PROVIDED INFORMATION =
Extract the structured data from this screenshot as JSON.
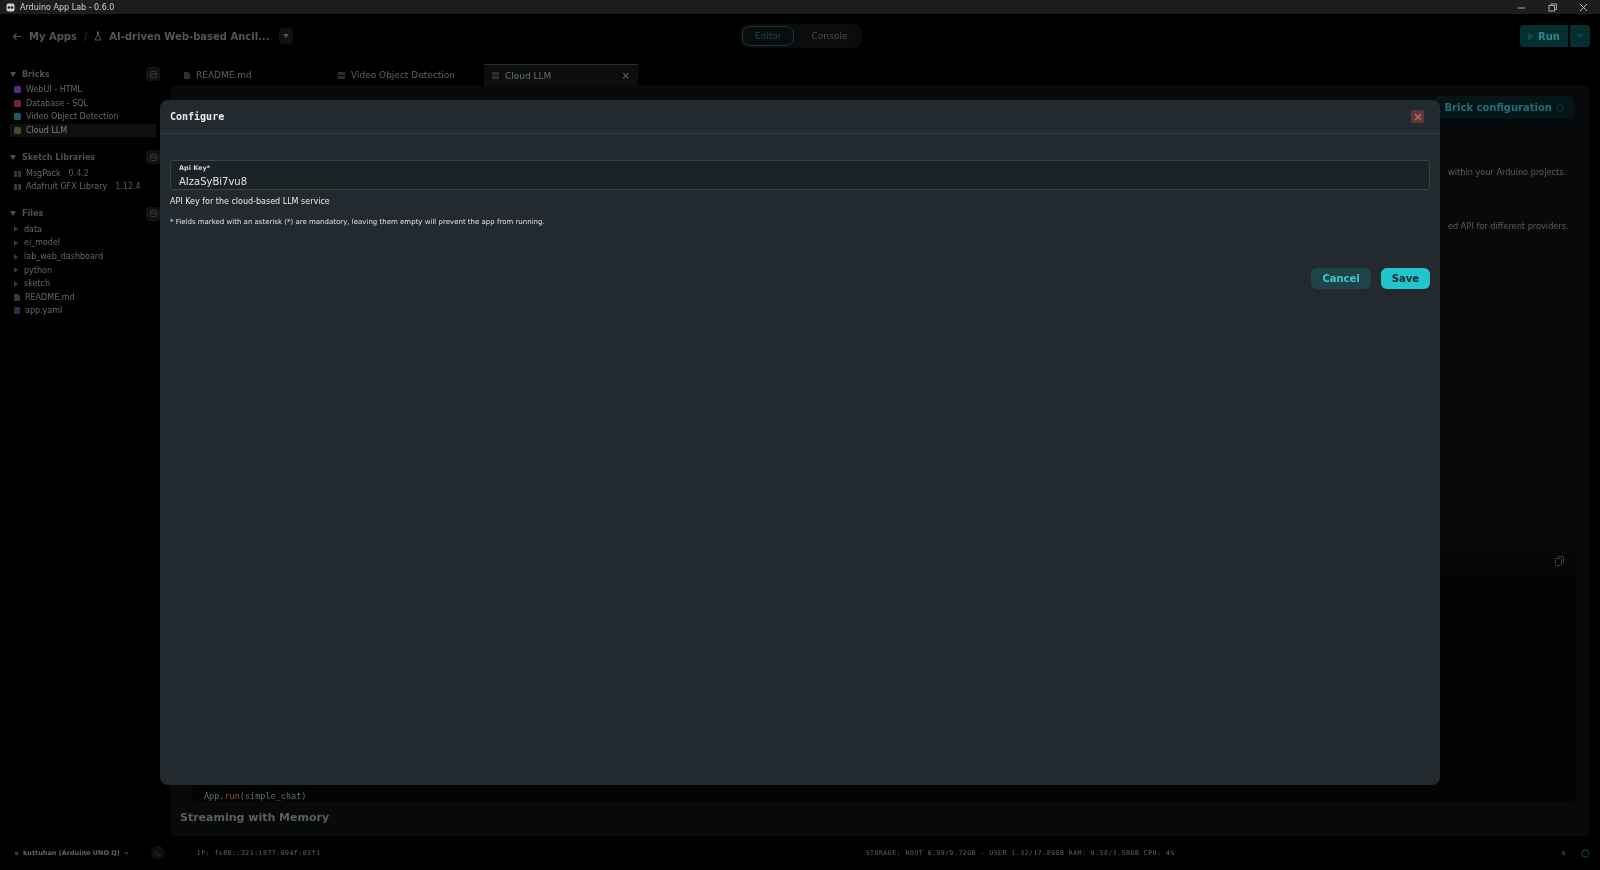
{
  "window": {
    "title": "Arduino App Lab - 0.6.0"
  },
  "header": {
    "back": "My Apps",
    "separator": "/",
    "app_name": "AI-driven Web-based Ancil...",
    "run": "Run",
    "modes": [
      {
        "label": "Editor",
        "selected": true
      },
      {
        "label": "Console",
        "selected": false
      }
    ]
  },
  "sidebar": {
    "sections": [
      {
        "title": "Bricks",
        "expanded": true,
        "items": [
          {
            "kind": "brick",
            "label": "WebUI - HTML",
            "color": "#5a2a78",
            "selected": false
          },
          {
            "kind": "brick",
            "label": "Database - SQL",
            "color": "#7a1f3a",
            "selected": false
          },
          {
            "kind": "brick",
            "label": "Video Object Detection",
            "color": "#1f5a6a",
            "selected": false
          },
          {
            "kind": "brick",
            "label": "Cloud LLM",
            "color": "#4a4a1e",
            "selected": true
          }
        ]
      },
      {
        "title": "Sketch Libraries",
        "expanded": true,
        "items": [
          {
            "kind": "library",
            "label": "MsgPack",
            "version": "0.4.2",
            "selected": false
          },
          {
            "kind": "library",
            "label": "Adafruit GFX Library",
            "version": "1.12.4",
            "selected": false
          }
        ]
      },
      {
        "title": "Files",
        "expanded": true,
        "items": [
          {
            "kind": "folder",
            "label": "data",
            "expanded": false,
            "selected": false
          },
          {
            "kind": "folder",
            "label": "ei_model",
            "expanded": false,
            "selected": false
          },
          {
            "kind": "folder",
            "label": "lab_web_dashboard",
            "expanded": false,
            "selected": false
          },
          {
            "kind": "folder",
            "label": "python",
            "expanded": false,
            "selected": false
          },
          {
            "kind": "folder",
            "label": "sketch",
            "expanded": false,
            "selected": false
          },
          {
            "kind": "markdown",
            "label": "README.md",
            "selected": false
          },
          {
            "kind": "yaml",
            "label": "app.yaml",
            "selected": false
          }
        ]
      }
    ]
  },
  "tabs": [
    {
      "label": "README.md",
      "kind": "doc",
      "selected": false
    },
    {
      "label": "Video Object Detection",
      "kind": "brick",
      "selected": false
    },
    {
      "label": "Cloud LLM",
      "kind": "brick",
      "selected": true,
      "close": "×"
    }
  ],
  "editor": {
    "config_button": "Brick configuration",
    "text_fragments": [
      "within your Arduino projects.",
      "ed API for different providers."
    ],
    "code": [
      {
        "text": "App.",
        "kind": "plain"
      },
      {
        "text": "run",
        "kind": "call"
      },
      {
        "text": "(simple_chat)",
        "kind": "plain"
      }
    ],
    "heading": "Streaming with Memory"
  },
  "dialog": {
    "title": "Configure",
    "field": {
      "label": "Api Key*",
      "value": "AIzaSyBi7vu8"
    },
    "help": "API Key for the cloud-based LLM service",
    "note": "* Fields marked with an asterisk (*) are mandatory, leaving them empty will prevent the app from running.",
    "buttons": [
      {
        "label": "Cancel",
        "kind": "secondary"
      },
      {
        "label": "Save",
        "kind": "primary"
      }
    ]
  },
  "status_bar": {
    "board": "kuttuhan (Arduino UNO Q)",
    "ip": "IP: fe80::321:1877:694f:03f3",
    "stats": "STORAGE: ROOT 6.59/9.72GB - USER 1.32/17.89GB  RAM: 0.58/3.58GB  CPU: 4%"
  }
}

EXERCISE AIM = In how many lines of the data does the string "Video" appear? Give only the number.

EXPECTED ANSWER = 2